● **GIVEN PROBLEM**
Copy out all of the data exactly as it appears.

Stored items:
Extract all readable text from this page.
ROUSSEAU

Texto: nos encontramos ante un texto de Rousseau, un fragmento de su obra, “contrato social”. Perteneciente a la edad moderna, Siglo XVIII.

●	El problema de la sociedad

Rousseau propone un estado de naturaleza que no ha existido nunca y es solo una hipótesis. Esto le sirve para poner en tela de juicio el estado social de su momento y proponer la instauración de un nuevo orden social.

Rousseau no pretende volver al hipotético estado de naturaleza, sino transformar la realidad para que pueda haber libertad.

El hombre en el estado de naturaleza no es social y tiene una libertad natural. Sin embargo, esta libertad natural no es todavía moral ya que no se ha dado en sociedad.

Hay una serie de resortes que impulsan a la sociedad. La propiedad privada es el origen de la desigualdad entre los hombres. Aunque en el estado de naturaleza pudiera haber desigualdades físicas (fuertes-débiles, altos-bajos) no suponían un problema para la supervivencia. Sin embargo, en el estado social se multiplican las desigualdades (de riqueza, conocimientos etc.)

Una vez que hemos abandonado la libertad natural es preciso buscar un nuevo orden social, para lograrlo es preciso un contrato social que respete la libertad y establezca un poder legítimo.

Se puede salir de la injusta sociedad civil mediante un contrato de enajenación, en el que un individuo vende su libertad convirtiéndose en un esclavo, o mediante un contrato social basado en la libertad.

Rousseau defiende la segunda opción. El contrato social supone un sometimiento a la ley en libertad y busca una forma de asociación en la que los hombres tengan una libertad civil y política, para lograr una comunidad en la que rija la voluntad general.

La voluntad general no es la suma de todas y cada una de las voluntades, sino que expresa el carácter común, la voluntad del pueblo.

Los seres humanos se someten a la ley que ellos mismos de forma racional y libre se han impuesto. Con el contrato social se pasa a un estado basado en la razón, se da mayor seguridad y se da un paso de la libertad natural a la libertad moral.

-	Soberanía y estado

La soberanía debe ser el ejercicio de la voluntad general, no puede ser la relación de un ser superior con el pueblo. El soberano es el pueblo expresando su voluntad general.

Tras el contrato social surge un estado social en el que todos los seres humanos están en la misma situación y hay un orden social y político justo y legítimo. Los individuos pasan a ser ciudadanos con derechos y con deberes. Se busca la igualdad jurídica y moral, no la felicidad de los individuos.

● **COMPLETED TASK**
Extract all readable text from this page.
ROUSSEAU

Texto: nos encontramos ante un texto de Rousseau, un fragmento de su obra, “contrato social”. Perteneciente a la edad moderna, Siglo XVIII.

●	El problema de la sociedad

Rousseau propone un estado de naturaleza que no ha existido nunca y es solo una hipótesis. Esto le sirve para poner en tela de juicio el estado social de su momento y proponer la instauración de un nuevo orden social.

Rousseau no pretende volver al hipotético estado de naturaleza, sino transformar la realidad para que pueda haber libertad.

El hombre en el estado de naturaleza no es social y tiene una libertad natural. Sin embargo, esta libertad natural no es todavía moral ya que no se ha dado en sociedad.

Hay una serie de resortes que impulsan a la sociedad. La propiedad privada es el origen de la desigualdad entre los hombres. Aunque en el estado de naturaleza pudiera haber desigualdades físicas (fuertes-débiles, altos-bajos) no suponían un problema para la supervivencia. Sin embargo, en el estado social se multiplican las desigualdades (de riqueza, conocimientos etc.)

Una vez que hemos abandonado la libertad natural es preciso buscar un nuevo orden social, para lograrlo es preciso un contrato social que respete la libertad y establezca un poder legítimo.

Se puede salir de la injusta sociedad civil mediante un contrato de enajenación, en el que un individuo vende su libertad convirtiéndose en un esclavo, o mediante un contrato social basado en la libertad.

Rousseau defiende la segunda opción. El contrato social supone un sometimiento a la ley en libertad y busca una forma de asociación en la que los hombres tengan una libertad civil y política, para lograr una comunidad en la que rija la voluntad general.

La voluntad general no es la suma de todas y cada una de las voluntades, sino que expresa el carácter común, la voluntad del pueblo.

Los seres humanos se someten a la ley que ellos mismos de forma racional y libre se han impuesto. Con el contrato social se pasa a un estado basado en la razón, se da mayor seguridad y se da un paso de la libertad natural a la libertad moral.

-	Soberanía y estado

La soberanía debe ser el ejercicio de la voluntad general, no puede ser la relación de un ser superior con el pueblo. El soberano es el pueblo expresando su voluntad general.

Tras el contrato social surge un estado social en el que todos los seres humanos están en la misma situación y hay un orden social y político justo y legítimo. Los individuos pasan a ser ciudadanos con derechos y con deberes. Se busca la igualdad jurídica y moral, no la felicidad de los individuos.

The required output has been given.